DO THIS: From the listing below, extract every line containing "packages".

SUPPLIED MATERIAL:
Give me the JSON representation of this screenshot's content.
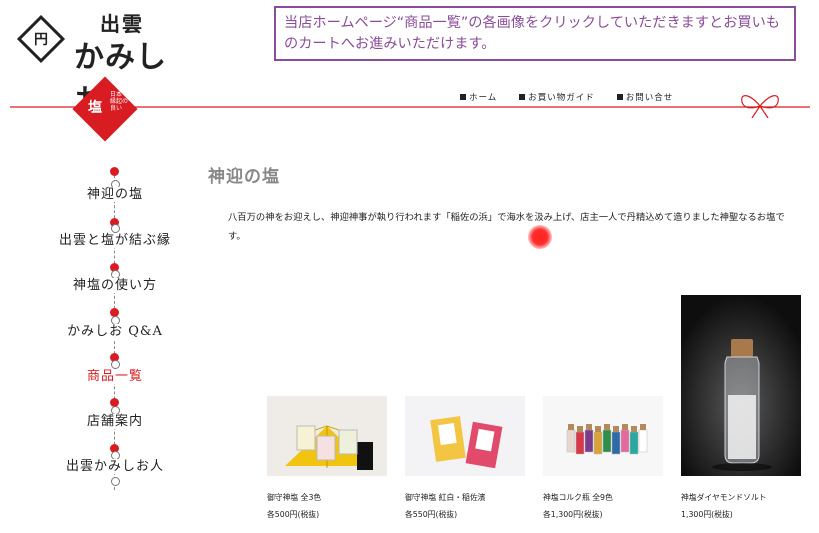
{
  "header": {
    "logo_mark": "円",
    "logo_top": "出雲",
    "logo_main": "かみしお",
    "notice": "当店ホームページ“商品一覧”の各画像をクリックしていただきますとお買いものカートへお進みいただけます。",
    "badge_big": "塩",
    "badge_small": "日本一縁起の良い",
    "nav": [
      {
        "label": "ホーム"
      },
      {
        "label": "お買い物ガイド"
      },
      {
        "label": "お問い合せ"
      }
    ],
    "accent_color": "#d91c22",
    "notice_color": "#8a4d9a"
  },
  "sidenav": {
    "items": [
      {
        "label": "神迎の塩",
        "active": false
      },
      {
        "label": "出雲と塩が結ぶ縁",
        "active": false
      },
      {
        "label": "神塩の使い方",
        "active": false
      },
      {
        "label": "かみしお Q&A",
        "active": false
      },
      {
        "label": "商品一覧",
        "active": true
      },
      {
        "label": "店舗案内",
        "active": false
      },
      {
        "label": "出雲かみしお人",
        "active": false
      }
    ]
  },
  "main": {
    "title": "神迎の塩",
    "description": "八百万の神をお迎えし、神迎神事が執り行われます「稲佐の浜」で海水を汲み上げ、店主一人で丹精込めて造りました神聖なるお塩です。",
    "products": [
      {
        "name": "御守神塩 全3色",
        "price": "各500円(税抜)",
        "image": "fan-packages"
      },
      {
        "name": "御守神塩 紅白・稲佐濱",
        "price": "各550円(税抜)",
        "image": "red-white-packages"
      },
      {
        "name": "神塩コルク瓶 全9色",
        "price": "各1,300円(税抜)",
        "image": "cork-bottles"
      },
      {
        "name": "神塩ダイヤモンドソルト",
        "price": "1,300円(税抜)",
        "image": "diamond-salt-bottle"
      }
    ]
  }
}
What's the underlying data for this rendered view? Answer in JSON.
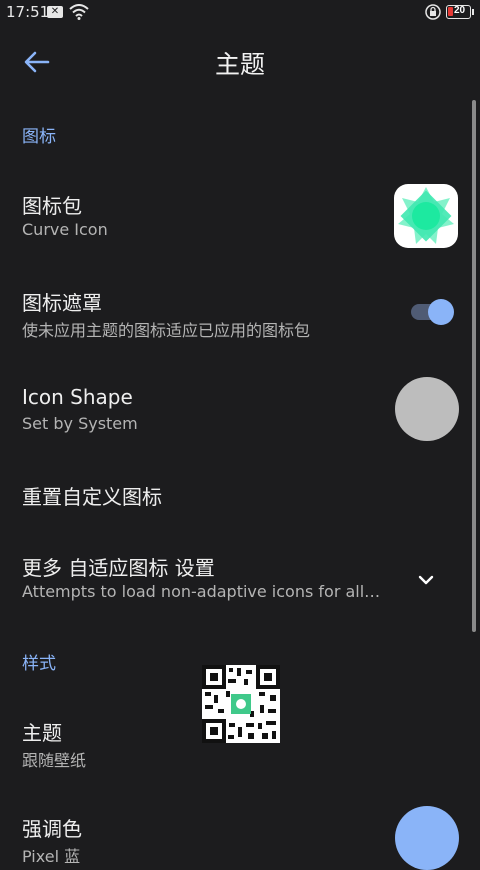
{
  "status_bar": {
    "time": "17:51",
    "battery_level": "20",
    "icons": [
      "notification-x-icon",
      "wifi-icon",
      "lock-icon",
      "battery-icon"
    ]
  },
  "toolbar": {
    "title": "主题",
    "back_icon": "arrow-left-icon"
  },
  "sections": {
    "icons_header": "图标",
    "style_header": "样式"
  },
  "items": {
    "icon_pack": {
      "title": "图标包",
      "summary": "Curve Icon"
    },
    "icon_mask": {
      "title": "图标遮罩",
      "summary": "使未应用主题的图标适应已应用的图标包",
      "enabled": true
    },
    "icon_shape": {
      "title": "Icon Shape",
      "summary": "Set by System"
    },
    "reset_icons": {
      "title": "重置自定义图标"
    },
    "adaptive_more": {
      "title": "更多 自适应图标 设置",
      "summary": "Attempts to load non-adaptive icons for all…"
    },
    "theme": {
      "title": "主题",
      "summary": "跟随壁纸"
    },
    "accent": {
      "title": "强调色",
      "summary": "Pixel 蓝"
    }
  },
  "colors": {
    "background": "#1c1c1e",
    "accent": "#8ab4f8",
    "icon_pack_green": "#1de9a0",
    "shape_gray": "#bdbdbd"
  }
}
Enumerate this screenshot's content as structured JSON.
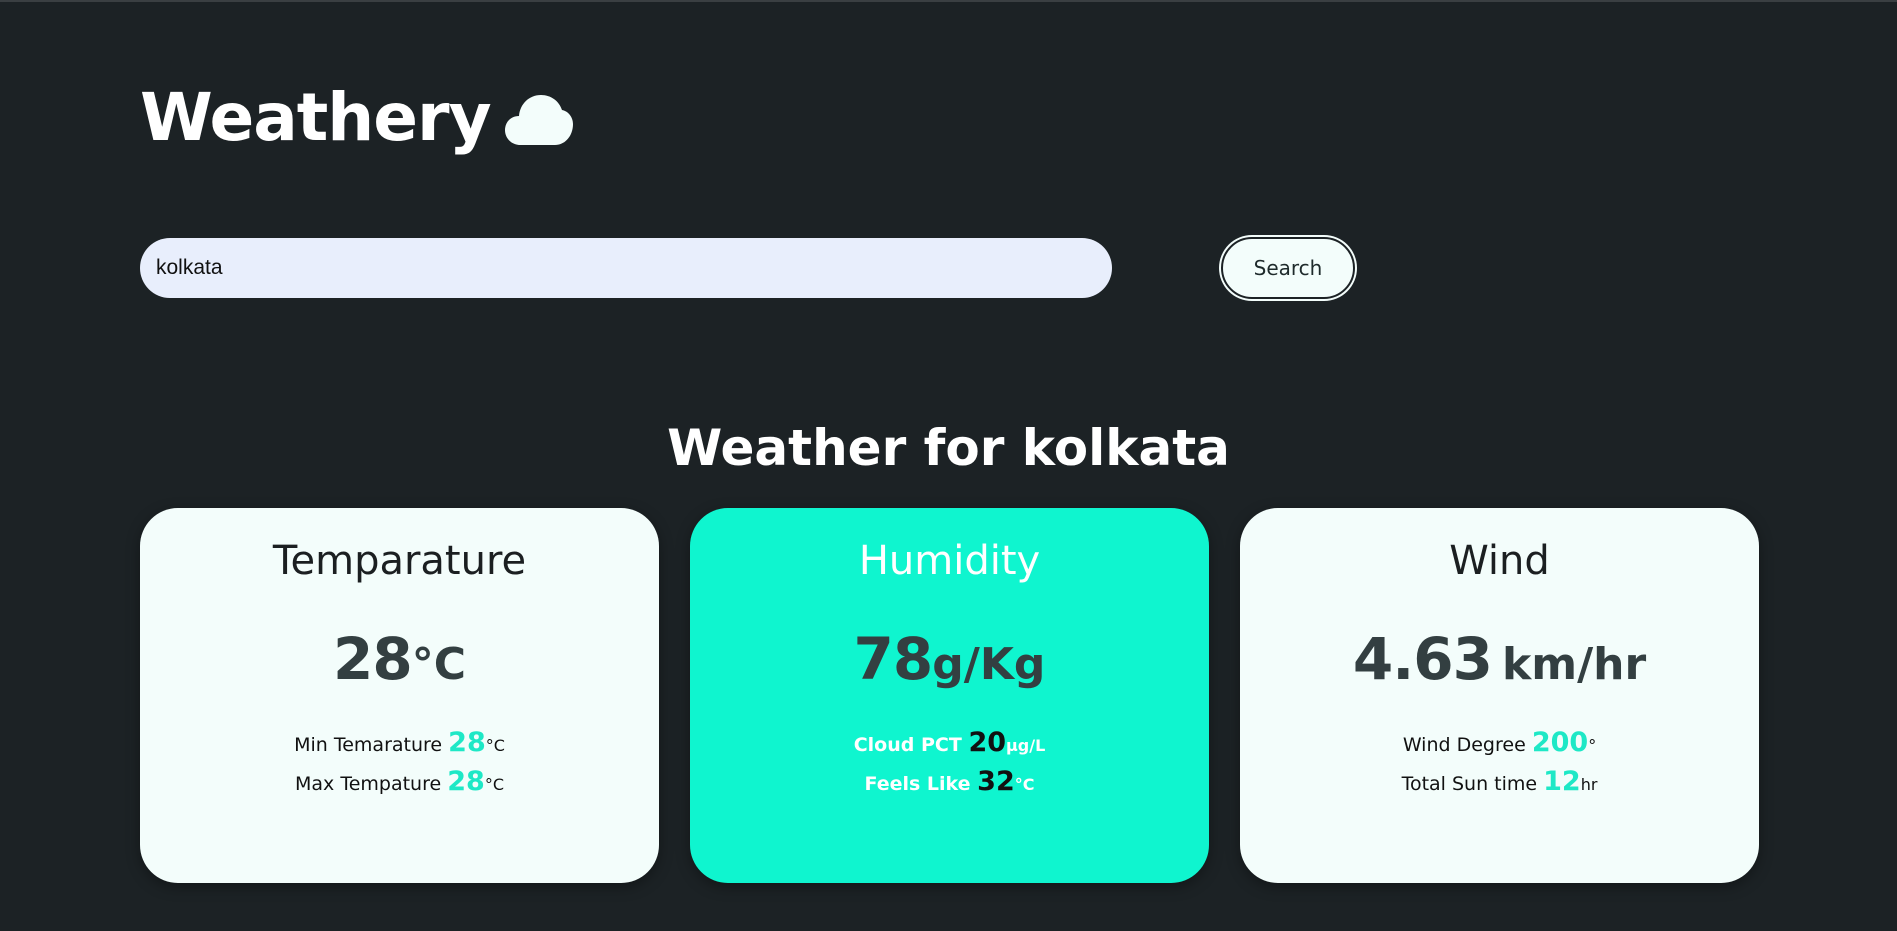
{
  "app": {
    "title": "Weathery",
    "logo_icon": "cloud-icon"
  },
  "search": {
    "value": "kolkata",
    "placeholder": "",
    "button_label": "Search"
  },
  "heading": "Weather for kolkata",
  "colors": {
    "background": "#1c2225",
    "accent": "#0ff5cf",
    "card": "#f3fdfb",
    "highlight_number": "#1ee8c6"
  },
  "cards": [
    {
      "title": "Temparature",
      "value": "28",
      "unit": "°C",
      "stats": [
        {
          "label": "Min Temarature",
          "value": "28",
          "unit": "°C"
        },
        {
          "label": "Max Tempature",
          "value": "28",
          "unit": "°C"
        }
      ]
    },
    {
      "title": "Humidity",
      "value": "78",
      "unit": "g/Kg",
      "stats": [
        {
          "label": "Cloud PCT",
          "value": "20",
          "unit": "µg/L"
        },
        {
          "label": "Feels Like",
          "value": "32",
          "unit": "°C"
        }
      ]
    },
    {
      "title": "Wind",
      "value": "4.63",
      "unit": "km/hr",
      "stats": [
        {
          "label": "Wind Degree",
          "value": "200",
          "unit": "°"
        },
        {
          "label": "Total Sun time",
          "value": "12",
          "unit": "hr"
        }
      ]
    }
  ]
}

RESULT:
        "image": "fan-packages"
        "image": "red-white-packages"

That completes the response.